Source data:
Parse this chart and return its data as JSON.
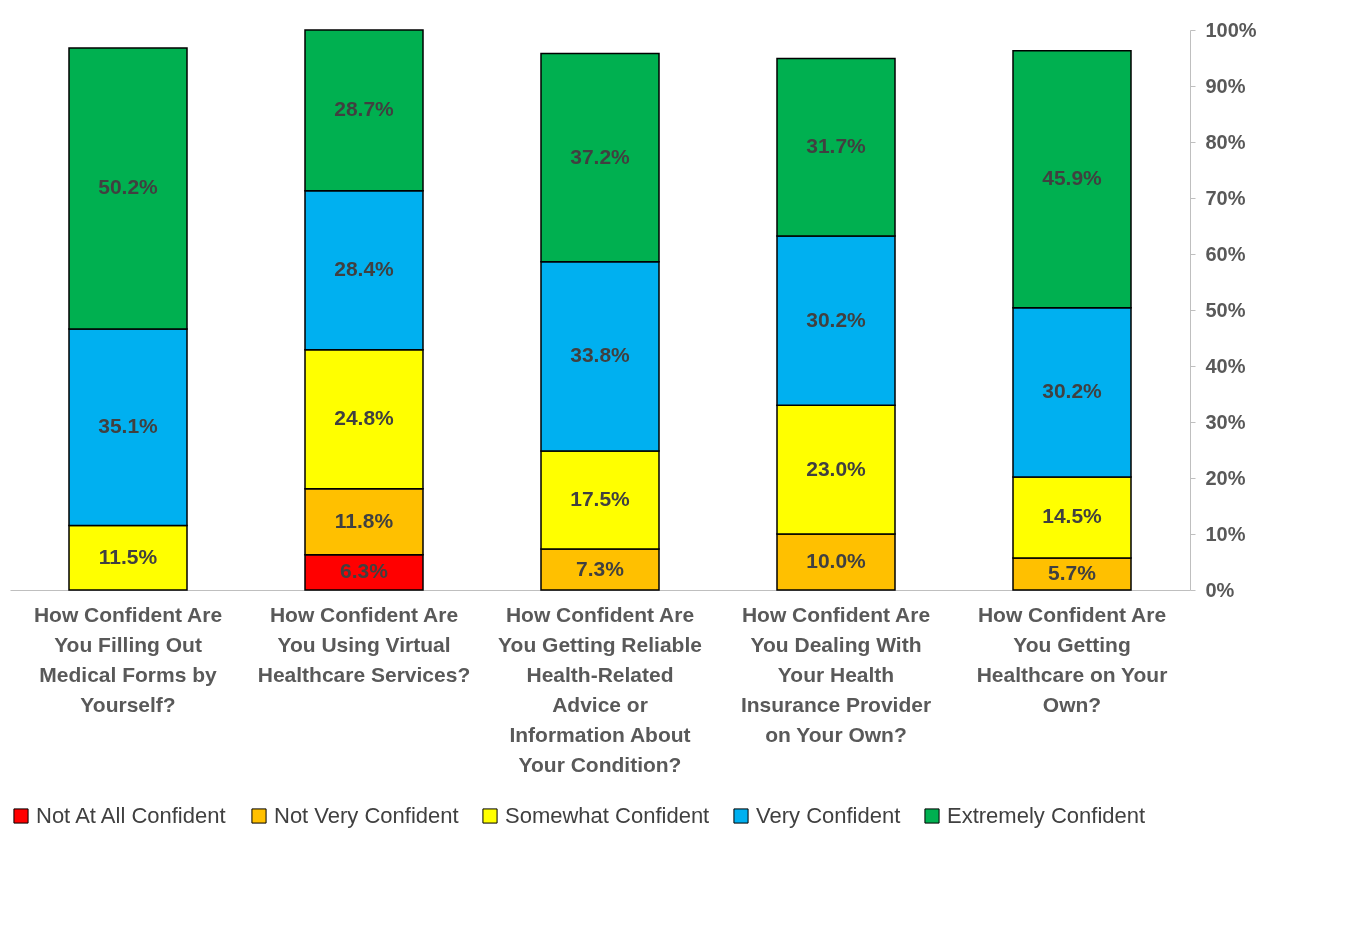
{
  "chart_data": {
    "type": "bar",
    "stacked": true,
    "categories": [
      "How Confident Are You Filling Out Medical Forms by Yourself?",
      "How Confident Are You Using Virtual Healthcare Services?",
      "How Confident Are You Getting Reliable Health-Related Advice or Information About Your Condition?",
      "How Confident Are You Dealing With Your Health Insurance Provider on Your Own?",
      "How Confident Are You Getting Healthcare on Your Own?"
    ],
    "series": [
      {
        "name": "Not At All Confident",
        "color": "#ff0000",
        "values": [
          null,
          6.3,
          null,
          null,
          null
        ],
        "value_labels": [
          null,
          "6.3%",
          null,
          null,
          null
        ]
      },
      {
        "name": "Not Very Confident",
        "color": "#ffc000",
        "values": [
          null,
          11.8,
          7.3,
          10.0,
          5.7
        ],
        "value_labels": [
          null,
          "11.8%",
          "7.3%",
          "10.0%",
          "5.7%"
        ]
      },
      {
        "name": "Somewhat Confident",
        "color": "#ffff00",
        "values": [
          11.5,
          24.8,
          17.5,
          23.0,
          14.5
        ],
        "value_labels": [
          "11.5%",
          "24.8%",
          "17.5%",
          "23.0%",
          "14.5%"
        ]
      },
      {
        "name": "Very Confident",
        "color": "#00b0f0",
        "values": [
          35.1,
          28.4,
          33.8,
          30.2,
          30.2
        ],
        "value_labels": [
          "35.1%",
          "28.4%",
          "33.8%",
          "30.2%",
          "30.2%"
        ]
      },
      {
        "name": "Extremely Confident",
        "color": "#00b050",
        "values": [
          50.2,
          28.7,
          37.2,
          31.7,
          45.9
        ],
        "value_labels": [
          "50.2%",
          "28.7%",
          "37.2%",
          "31.7%",
          "45.9%"
        ]
      }
    ],
    "ylim": [
      0,
      100
    ],
    "yticks": [
      {
        "value": 0,
        "label": "0%"
      },
      {
        "value": 10,
        "label": "10%"
      },
      {
        "value": 20,
        "label": "20%"
      },
      {
        "value": 30,
        "label": "30%"
      },
      {
        "value": 40,
        "label": "40%"
      },
      {
        "value": 50,
        "label": "50%"
      },
      {
        "value": 60,
        "label": "60%"
      },
      {
        "value": 70,
        "label": "70%"
      },
      {
        "value": 80,
        "label": "80%"
      },
      {
        "value": 90,
        "label": "90%"
      },
      {
        "value": 100,
        "label": "100%"
      }
    ],
    "legend": "bottom",
    "grid": false
  }
}
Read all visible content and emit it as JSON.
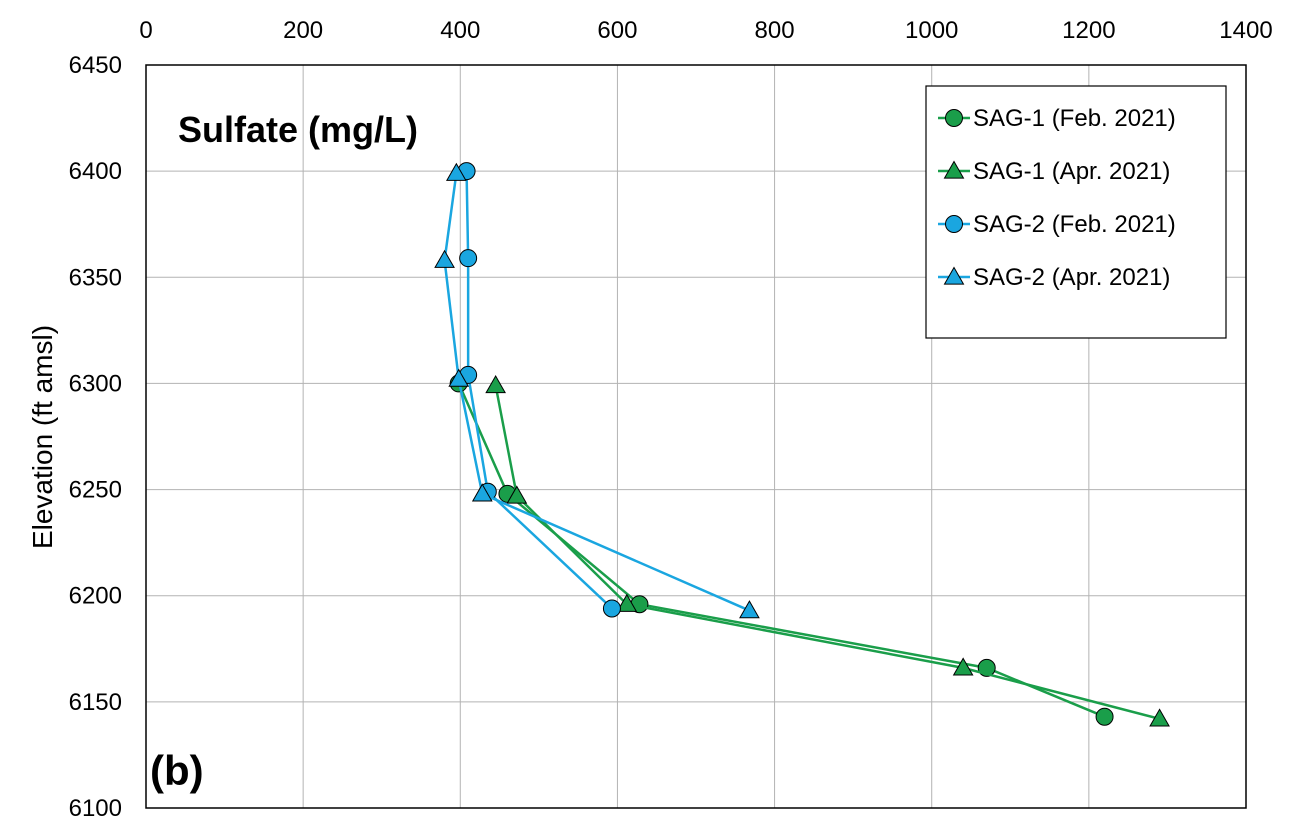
{
  "chart_data": {
    "type": "line",
    "title": "Sulfate (mg/L)",
    "panel_label": "(b)",
    "xlabel": "",
    "ylabel": "Elevation (ft amsl)",
    "xlim": [
      0,
      1400
    ],
    "ylim": [
      6100,
      6450
    ],
    "x_ticks": [
      0,
      200,
      400,
      600,
      800,
      1000,
      1200,
      1400
    ],
    "y_ticks": [
      6100,
      6150,
      6200,
      6250,
      6300,
      6350,
      6400,
      6450
    ],
    "x_axis_position": "top",
    "grid": true,
    "legend_position": "top-right",
    "series": [
      {
        "name": "SAG-1 (Feb. 2021)",
        "color": "#1a9e4a",
        "marker": "circle",
        "points": [
          [
            398,
            6300
          ],
          [
            460,
            6248
          ],
          [
            628,
            6196
          ],
          [
            1070,
            6166
          ],
          [
            1220,
            6143
          ]
        ]
      },
      {
        "name": "SAG-1 (Apr. 2021)",
        "color": "#1a9e4a",
        "marker": "triangle",
        "points": [
          [
            445,
            6299
          ],
          [
            472,
            6247
          ],
          [
            612,
            6196
          ],
          [
            1040,
            6166
          ],
          [
            1290,
            6142
          ]
        ]
      },
      {
        "name": "SAG-2 (Feb. 2021)",
        "color": "#1aa6e0",
        "marker": "circle",
        "points": [
          [
            408,
            6400
          ],
          [
            410,
            6359
          ],
          [
            410,
            6304
          ],
          [
            435,
            6249
          ],
          [
            593,
            6194
          ]
        ]
      },
      {
        "name": "SAG-2 (Apr. 2021)",
        "color": "#1aa6e0",
        "marker": "triangle",
        "points": [
          [
            395,
            6399
          ],
          [
            380,
            6358
          ],
          [
            398,
            6302
          ],
          [
            428,
            6248
          ],
          [
            768,
            6193
          ]
        ]
      }
    ]
  }
}
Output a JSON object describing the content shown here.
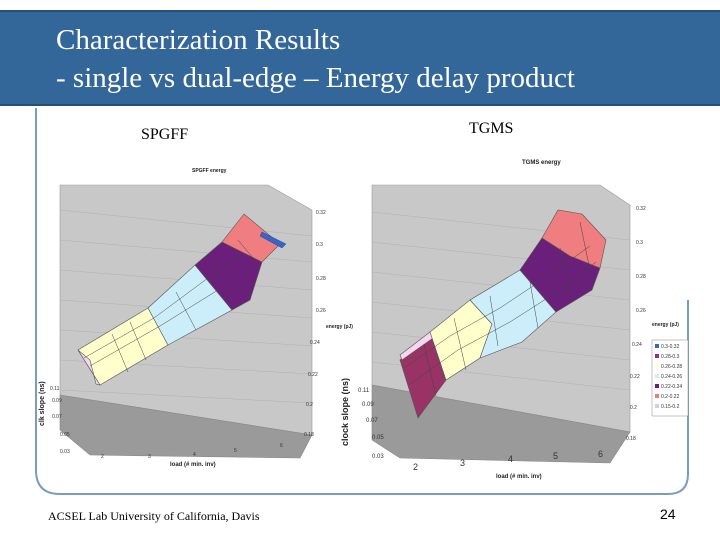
{
  "slide": {
    "title_line1": "Characterization Results",
    "title_line2": "- single vs dual-edge – Energy delay product",
    "footer": "ACSEL Lab University of California, Davis",
    "page_number": "24"
  },
  "colors": {
    "title_bg": "#336699",
    "band_0.3_0.32": "#f07d80",
    "band_0.28_0.3": "#6a1f7a",
    "band_0.26_0.28": "#d8f0f8",
    "band_0.24_0.26": "#cceefa",
    "band_0.22_0.24": "#ffffcc",
    "band_0.2_0.22": "#f5d7f0",
    "band_0.18_0.2": "#993366",
    "band_0.15_0.2": "#ccccff"
  },
  "chart_data": [
    {
      "type": "surface3d",
      "panel_label": "SPGFF",
      "title": "SPGFF energy",
      "xlabel": "load (# min. inv)",
      "ylabel": "clk slope (ns)",
      "zlabel": "energy (pJ)",
      "x_ticks": [
        "2",
        "3",
        "4",
        "5",
        "6"
      ],
      "y_ticks": [
        "0.03",
        "0.05",
        "0.07",
        "0.09",
        "0.11"
      ],
      "z_ticks": [
        "0.18",
        "0.2",
        "0.22",
        "0.24",
        "0.26",
        "0.28",
        "0.3",
        "0.32"
      ]
    },
    {
      "type": "surface3d",
      "panel_label": "TGMS",
      "title": "TGMS energy",
      "xlabel": "load (# min. inv)",
      "ylabel": "clock slope (ns)",
      "zlabel": "energy (pJ)",
      "x_ticks": [
        "2",
        "3",
        "4",
        "5",
        "6"
      ],
      "y_ticks": [
        "0.03",
        "0.05",
        "0.07",
        "0.09",
        "0.11"
      ],
      "z_ticks": [
        "0.18",
        "0.2",
        "0.22",
        "0.24",
        "0.26",
        "0.28",
        "0.3",
        "0.32"
      ],
      "legend": [
        "0.3-0.32",
        "0.28-0.3",
        "0.26-0.28",
        "0.24-0.26",
        "0.22-0.24",
        "0.2-0.22",
        "0.15-0.2"
      ]
    }
  ]
}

> [Exercise prompt] Leave out every picture and copy the rest of the records exactly.

> [Final result]
Parse this chart and return its data as JSON.
{
  "chart_data": {
    "type": "bar",
    "stacked": true,
    "categories": [
      "How Confident Are You Filling Out Medical Forms by Yourself?",
      "How Confident Are You Using Virtual Healthcare Services?",
      "How Confident Are You Getting Reliable Health-Related Advice or Information About Your Condition?",
      "How Confident Are You Dealing With Your Health Insurance Provider on Your Own?",
      "How Confident Are You Getting Healthcare on Your Own?"
    ],
    "series": [
      {
        "name": "Not At All Confident",
        "color": "#ff0000",
        "values": [
          null,
          6.3,
          null,
          null,
          null
        ],
        "value_labels": [
          null,
          "6.3%",
          null,
          null,
          null
        ]
      },
      {
        "name": "Not Very Confident",
        "color": "#ffc000",
        "values": [
          null,
          11.8,
          7.3,
          10.0,
          5.7
        ],
        "value_labels": [
          null,
          "11.8%",
          "7.3%",
          "10.0%",
          "5.7%"
        ]
      },
      {
        "name": "Somewhat Confident",
        "color": "#ffff00",
        "values": [
          11.5,
          24.8,
          17.5,
          23.0,
          14.5
        ],
        "value_labels": [
          "11.5%",
          "24.8%",
          "17.5%",
          "23.0%",
          "14.5%"
        ]
      },
      {
        "name": "Very Confident",
        "color": "#00b0f0",
        "values": [
          35.1,
          28.4,
          33.8,
          30.2,
          30.2
        ],
        "value_labels": [
          "35.1%",
          "28.4%",
          "33.8%",
          "30.2%",
          "30.2%"
        ]
      },
      {
        "name": "Extremely Confident",
        "color": "#00b050",
        "values": [
          50.2,
          28.7,
          37.2,
          31.7,
          45.9
        ],
        "value_labels": [
          "50.2%",
          "28.7%",
          "37.2%",
          "31.7%",
          "45.9%"
        ]
      }
    ],
    "ylim": [
      0,
      100
    ],
    "yticks": [
      {
        "value": 0,
        "label": "0%"
      },
      {
        "value": 10,
        "label": "10%"
      },
      {
        "value": 20,
        "label": "20%"
      },
      {
        "value": 30,
        "label": "30%"
      },
      {
        "value": 40,
        "label": "40%"
      },
      {
        "value": 50,
        "label": "50%"
      },
      {
        "value": 60,
        "label": "60%"
      },
      {
        "value": 70,
        "label": "70%"
      },
      {
        "value": 80,
        "label": "80%"
      },
      {
        "value": 90,
        "label": "90%"
      },
      {
        "value": 100,
        "label": "100%"
      }
    ],
    "legend": "bottom",
    "grid": false
  }
}
Read all visible content and emit it as JSON.
{
  "chart_data": {
    "type": "line",
    "title": "Sulfate (mg/L)",
    "panel_label": "(b)",
    "xlabel": "",
    "ylabel": "Elevation (ft amsl)",
    "xlim": [
      0,
      1400
    ],
    "ylim": [
      6100,
      6450
    ],
    "x_ticks": [
      0,
      200,
      400,
      600,
      800,
      1000,
      1200,
      1400
    ],
    "y_ticks": [
      6100,
      6150,
      6200,
      6250,
      6300,
      6350,
      6400,
      6450
    ],
    "x_axis_position": "top",
    "grid": true,
    "legend_position": "top-right",
    "series": [
      {
        "name": "SAG-1 (Feb. 2021)",
        "color": "#1a9e4a",
        "marker": "circle",
        "points": [
          [
            398,
            6300
          ],
          [
            460,
            6248
          ],
          [
            628,
            6196
          ],
          [
            1070,
            6166
          ],
          [
            1220,
            6143
          ]
        ]
      },
      {
        "name": "SAG-1 (Apr. 2021)",
        "color": "#1a9e4a",
        "marker": "triangle",
        "points": [
          [
            445,
            6299
          ],
          [
            472,
            6247
          ],
          [
            612,
            6196
          ],
          [
            1040,
            6166
          ],
          [
            1290,
            6142
          ]
        ]
      },
      {
        "name": "SAG-2 (Feb. 2021)",
        "color": "#1aa6e0",
        "marker": "circle",
        "points": [
          [
            408,
            6400
          ],
          [
            410,
            6359
          ],
          [
            410,
            6304
          ],
          [
            435,
            6249
          ],
          [
            593,
            6194
          ]
        ]
      },
      {
        "name": "SAG-2 (Apr. 2021)",
        "color": "#1aa6e0",
        "marker": "triangle",
        "points": [
          [
            395,
            6399
          ],
          [
            380,
            6358
          ],
          [
            398,
            6302
          ],
          [
            428,
            6248
          ],
          [
            768,
            6193
          ]
        ]
      }
    ]
  }
}
Output a JSON object describing the content shown here.
{
  "slide": {
    "title_line1": "Characterization Results",
    "title_line2": "- single vs dual-edge – Energy delay product",
    "footer": "ACSEL Lab University of California, Davis",
    "page_number": "24"
  },
  "colors": {
    "title_bg": "#336699",
    "band_0.3_0.32": "#f07d80",
    "band_0.28_0.3": "#6a1f7a",
    "band_0.26_0.28": "#d8f0f8",
    "band_0.24_0.26": "#cceefa",
    "band_0.22_0.24": "#ffffcc",
    "band_0.2_0.22": "#f5d7f0",
    "band_0.18_0.2": "#993366",
    "band_0.15_0.2": "#ccccff"
  },
  "chart_data": [
    {
      "type": "surface3d",
      "panel_label": "SPGFF",
      "title": "SPGFF energy",
      "xlabel": "load (# min. inv)",
      "ylabel": "clk slope (ns)",
      "zlabel": "energy (pJ)",
      "x_ticks": [
        "2",
        "3",
        "4",
        "5",
        "6"
      ],
      "y_ticks": [
        "0.03",
        "0.05",
        "0.07",
        "0.09",
        "0.11"
      ],
      "z_ticks": [
        "0.18",
        "0.2",
        "0.22",
        "0.24",
        "0.26",
        "0.28",
        "0.3",
        "0.32"
      ]
    },
    {
      "type": "surface3d",
      "panel_label": "TGMS",
      "title": "TGMS energy",
      "xlabel": "load (# min. inv)",
      "ylabel": "clock slope (ns)",
      "zlabel": "energy (pJ)",
      "x_ticks": [
        "2",
        "3",
        "4",
        "5",
        "6"
      ],
      "y_ticks": [
        "0.03",
        "0.05",
        "0.07",
        "0.09",
        "0.11"
      ],
      "z_ticks": [
        "0.18",
        "0.2",
        "0.22",
        "0.24",
        "0.26",
        "0.28",
        "0.3",
        "0.32"
      ],
      "legend": [
        "0.3-0.32",
        "0.28-0.3",
        "0.26-0.28",
        "0.24-0.26",
        "0.22-0.24",
        "0.2-0.22",
        "0.15-0.2"
      ]
    }
  ]
}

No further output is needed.